-- start of Given records --
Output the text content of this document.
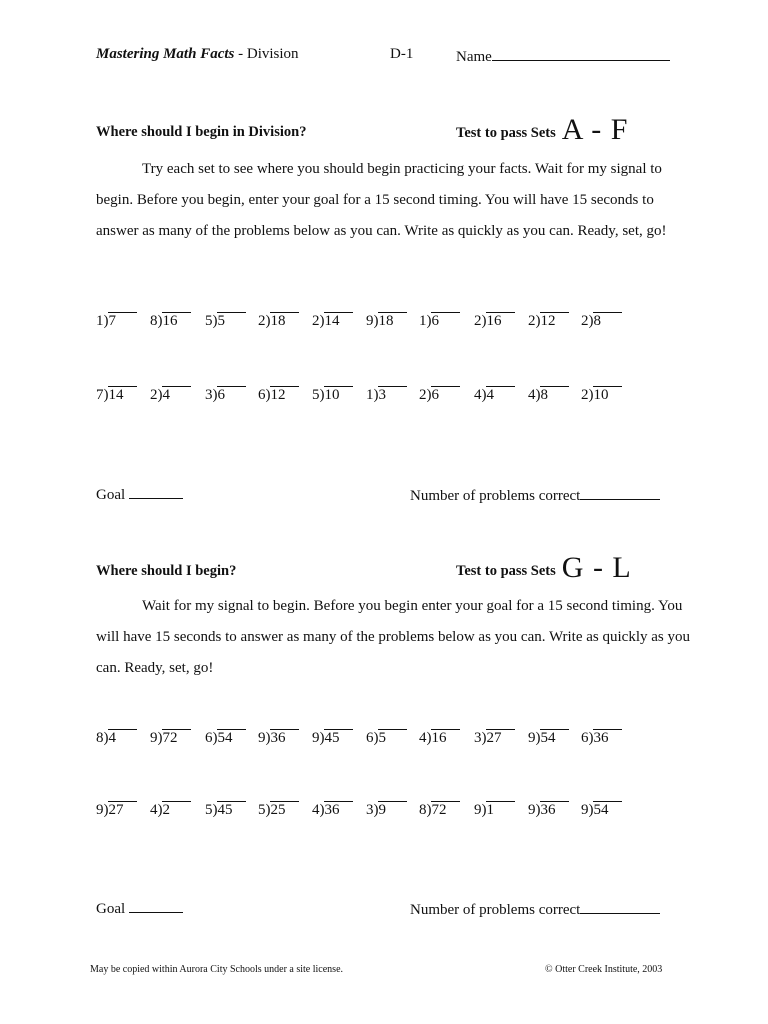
Mastering Math Facts - Division	D-1	Name
Where should I begin in Division?	Test to pass Sets A - F
Try each set to see where you should begin practicing your facts. Wait for my signal to begin. Before you begin, enter your goal for a 15 second timing. You will have 15 seconds to answer as many of the problems below as you can. Write as quickly as you can. Ready, set, go!
1)7	8)16	5)5	2)18	2)14	9)18	1)6	2)16	2)12	2)8
7)14	2)4	3)6	6)12	5)10	1)3	2)6	4)4	4)8	2)10
Goal	Number of problems correct
Where should I begin?	Test to pass Sets G - L
Wait for my signal to begin. Before you begin enter your goal for a 15 second timing. You will have 15 seconds to answer as many of the problems below as you can. Write as quickly as you can. Ready, set, go!
8)4	9)72	6)54	9)36	9)45	6)5	4)16	3)27	9)54	6)36
9)27	4)2	5)45	5)25	4)36	3)9	8)72	9)1	9)36	9)54
Goal	Number of problems correct
May be copied within Aurora City Schools under a site license.	© Otter Creek Institute, 2003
-- end of Given records --
Written exercise
Make an exact copy of the data, leaving its pictures out.

Exercise solution
Output the text content of this document.
Mastering Math Facts - Division	D-1	Name
Where should I begin in Division?	Test to pass Sets A - F
Try each set to see where you should begin practicing your facts. Wait for my signal to begin. Before you begin, enter your goal for a 15 second timing. You will have 15 seconds to answer as many of the problems below as you can. Write as quickly as you can. Ready, set, go!
1)7	8)16	5)5	2)18	2)14	9)18	1)6	2)16	2)12	2)8
7)14	2)4	3)6	6)12	5)10	1)3	2)6	4)4	4)8	2)10
Goal	Number of problems correct
Where should I begin?	Test to pass Sets G - L
Wait for my signal to begin. Before you begin enter your goal for a 15 second timing. You will have 15 seconds to answer as many of the problems below as you can. Write as quickly as you can. Ready, set, go!
8)4	9)72	6)54	9)36	9)45	6)5	4)16	3)27	9)54	6)36
9)27	4)2	5)45	5)25	4)36	3)9	8)72	9)1	9)36	9)54
Goal	Number of problems correct
May be copied within Aurora City Schools under a site license.	© Otter Creek Institute, 2003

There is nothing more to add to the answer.